— start Supplied records —

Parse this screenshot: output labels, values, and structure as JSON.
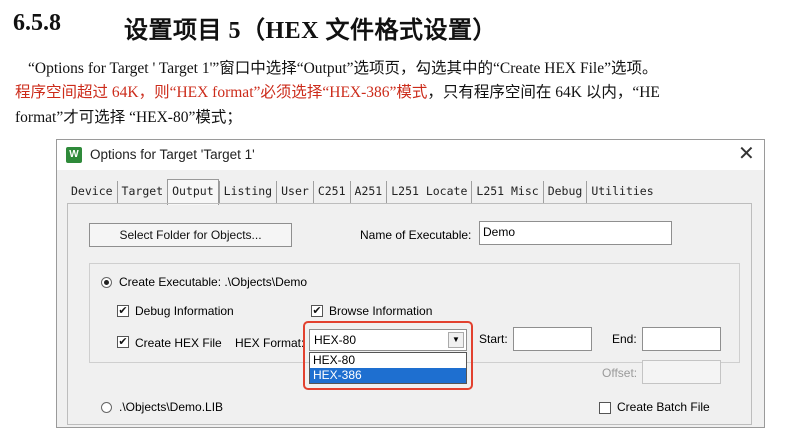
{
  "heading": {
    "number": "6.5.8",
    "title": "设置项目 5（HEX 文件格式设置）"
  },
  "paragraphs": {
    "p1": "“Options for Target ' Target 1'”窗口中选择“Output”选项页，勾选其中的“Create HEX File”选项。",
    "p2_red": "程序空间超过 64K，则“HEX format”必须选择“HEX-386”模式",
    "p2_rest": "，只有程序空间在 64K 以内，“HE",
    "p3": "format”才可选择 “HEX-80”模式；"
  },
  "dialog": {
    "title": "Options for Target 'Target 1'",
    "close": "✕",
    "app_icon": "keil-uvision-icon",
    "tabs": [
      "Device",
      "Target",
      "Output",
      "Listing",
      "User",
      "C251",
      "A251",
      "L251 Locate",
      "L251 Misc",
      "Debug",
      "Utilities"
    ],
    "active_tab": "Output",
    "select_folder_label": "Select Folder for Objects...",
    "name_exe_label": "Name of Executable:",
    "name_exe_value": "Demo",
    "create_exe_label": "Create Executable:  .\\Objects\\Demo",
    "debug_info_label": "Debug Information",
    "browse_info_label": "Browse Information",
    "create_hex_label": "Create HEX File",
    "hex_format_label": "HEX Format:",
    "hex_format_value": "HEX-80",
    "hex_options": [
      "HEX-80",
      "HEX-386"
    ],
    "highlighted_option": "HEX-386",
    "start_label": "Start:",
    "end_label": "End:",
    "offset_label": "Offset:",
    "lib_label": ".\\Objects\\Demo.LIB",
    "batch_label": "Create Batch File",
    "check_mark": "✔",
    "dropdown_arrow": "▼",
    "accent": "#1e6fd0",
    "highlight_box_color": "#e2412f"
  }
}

— end Supplied records —
— start Supplied records —

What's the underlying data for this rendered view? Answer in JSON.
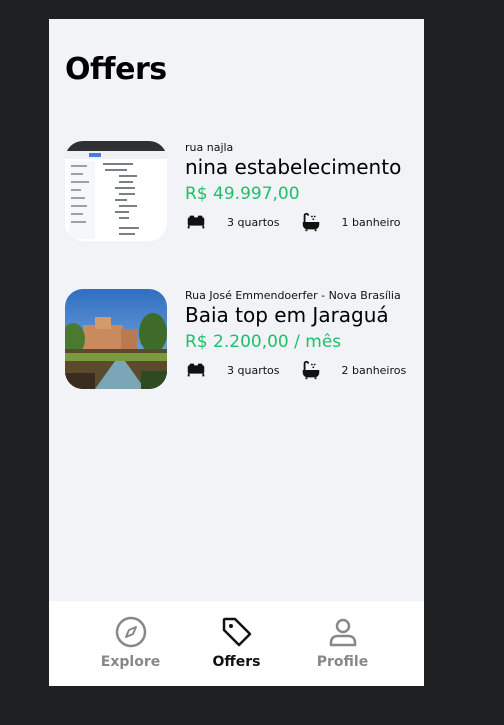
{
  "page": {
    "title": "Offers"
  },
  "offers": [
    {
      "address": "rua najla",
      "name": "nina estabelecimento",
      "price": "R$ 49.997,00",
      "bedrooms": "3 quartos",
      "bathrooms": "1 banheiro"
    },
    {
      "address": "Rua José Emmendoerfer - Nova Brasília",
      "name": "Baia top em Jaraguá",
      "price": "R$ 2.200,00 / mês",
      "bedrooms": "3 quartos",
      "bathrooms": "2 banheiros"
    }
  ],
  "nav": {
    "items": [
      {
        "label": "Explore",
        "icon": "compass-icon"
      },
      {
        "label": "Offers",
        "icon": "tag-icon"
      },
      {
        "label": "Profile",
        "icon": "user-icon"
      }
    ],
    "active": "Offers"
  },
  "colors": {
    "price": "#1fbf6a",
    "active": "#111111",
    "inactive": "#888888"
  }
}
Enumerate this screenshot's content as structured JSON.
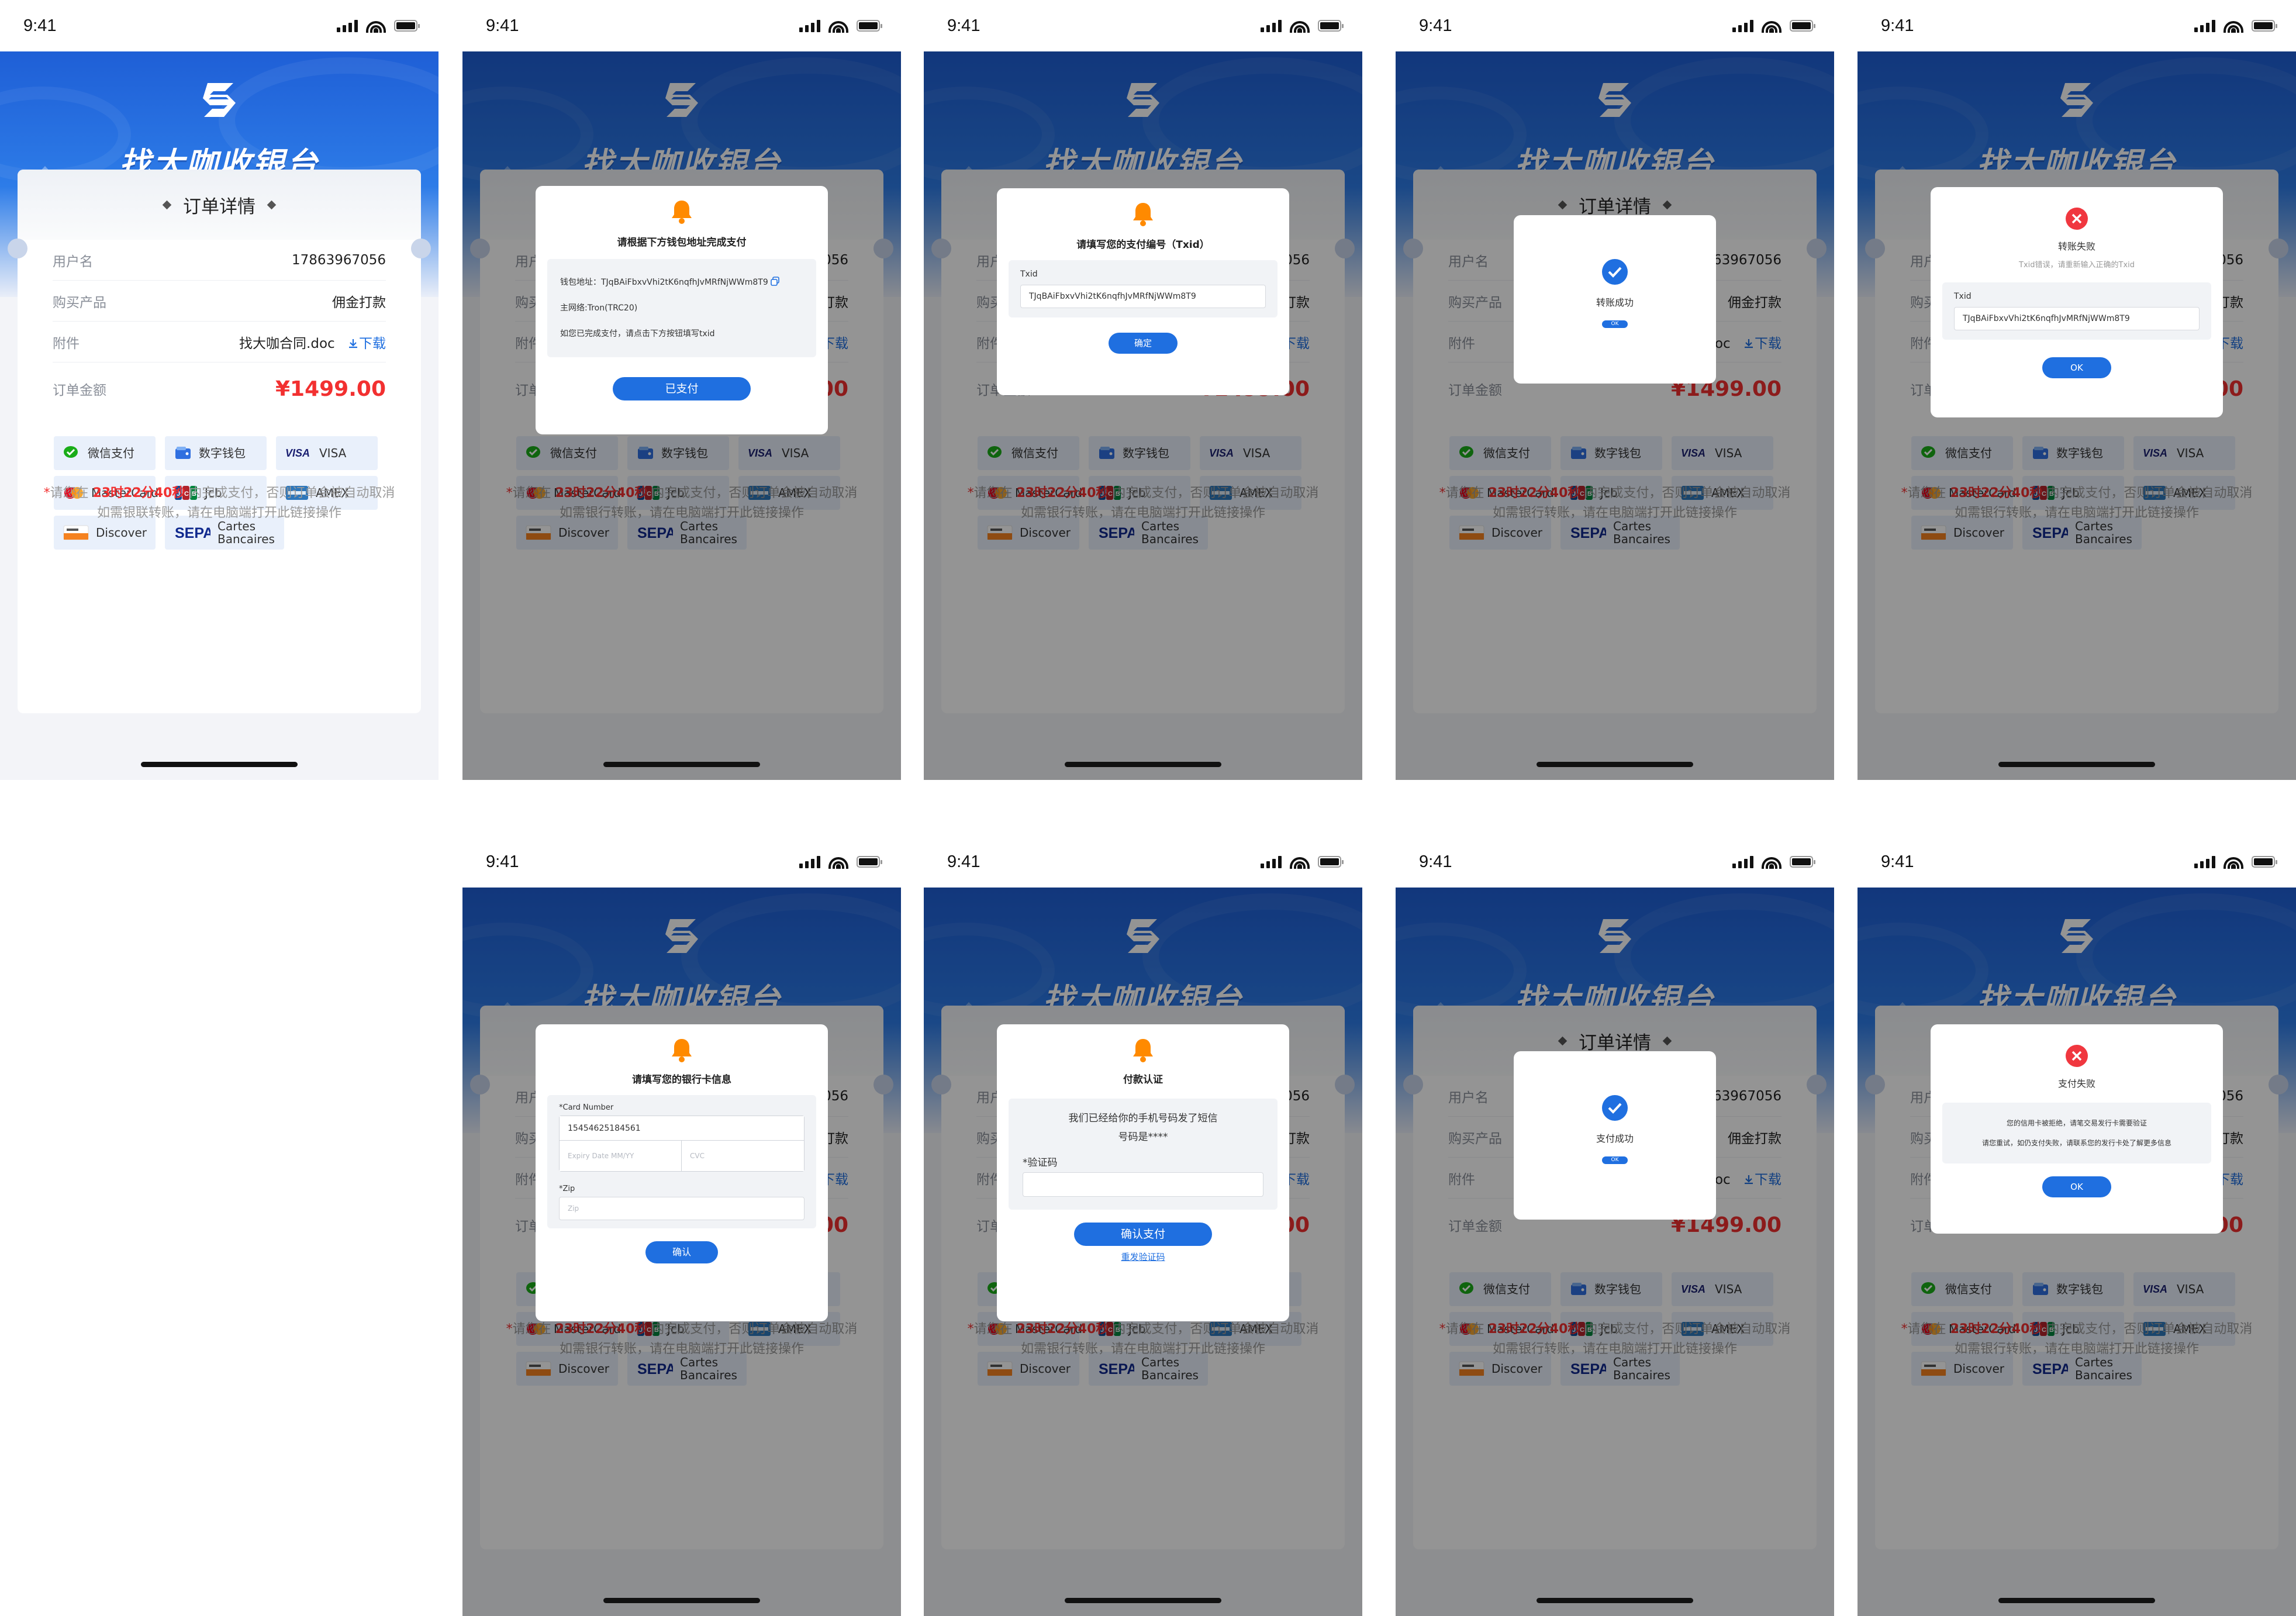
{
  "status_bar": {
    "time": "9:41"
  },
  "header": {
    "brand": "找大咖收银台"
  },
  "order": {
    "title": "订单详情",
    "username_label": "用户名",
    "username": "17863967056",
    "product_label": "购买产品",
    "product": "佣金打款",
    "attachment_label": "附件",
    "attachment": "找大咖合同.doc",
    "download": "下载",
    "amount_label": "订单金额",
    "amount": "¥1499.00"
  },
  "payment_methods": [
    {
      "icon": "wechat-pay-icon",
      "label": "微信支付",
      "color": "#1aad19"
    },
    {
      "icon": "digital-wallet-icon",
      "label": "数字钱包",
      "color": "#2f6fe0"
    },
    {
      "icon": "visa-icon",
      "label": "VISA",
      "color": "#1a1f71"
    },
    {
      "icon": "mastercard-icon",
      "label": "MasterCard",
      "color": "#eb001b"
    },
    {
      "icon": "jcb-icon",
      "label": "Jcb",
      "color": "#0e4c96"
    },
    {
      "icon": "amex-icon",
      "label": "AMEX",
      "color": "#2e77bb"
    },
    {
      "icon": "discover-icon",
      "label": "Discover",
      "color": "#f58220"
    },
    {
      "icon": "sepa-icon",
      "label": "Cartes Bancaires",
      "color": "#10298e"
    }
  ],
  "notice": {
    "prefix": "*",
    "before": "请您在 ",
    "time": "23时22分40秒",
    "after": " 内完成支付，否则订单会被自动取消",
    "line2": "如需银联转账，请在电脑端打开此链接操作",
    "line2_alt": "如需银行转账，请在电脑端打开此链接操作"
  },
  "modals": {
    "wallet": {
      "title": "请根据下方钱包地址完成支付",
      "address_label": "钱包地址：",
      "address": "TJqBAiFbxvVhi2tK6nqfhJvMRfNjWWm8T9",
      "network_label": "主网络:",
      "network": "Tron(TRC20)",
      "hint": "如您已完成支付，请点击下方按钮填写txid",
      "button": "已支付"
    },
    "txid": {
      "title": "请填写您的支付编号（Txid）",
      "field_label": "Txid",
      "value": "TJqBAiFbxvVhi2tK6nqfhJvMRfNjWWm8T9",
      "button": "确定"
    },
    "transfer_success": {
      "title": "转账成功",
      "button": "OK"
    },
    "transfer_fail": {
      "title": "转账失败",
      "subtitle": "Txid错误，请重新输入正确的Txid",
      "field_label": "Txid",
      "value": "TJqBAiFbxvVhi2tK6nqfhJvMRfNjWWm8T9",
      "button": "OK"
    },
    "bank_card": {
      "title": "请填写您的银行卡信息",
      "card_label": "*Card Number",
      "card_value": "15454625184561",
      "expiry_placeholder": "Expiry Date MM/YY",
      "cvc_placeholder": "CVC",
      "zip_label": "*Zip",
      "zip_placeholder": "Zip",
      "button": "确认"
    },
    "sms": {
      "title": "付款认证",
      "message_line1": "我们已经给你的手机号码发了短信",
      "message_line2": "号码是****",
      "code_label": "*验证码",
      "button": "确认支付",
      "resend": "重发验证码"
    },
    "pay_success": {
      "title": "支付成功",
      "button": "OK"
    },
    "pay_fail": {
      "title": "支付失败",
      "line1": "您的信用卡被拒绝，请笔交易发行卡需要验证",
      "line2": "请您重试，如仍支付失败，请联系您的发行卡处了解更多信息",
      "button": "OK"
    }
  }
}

— end Supplied records —

Task requirements ▸ Where a line of the records above holds the word "icon", copy that line.

Worked answer ▸
    "app_icon": "keil-uvision-icon",
        "icon": "compass-icon"
        "icon": "tag-icon"
        "icon": "user-icon"
      "icon": "wechat-pay-icon",
      "icon": "digital-wallet-icon",
      "icon": "visa-icon",
      "icon": "mastercard-icon",
      "icon": "jcb-icon",
      "icon": "amex-icon",
      "icon": "discover-icon",
      "icon": "sepa-icon",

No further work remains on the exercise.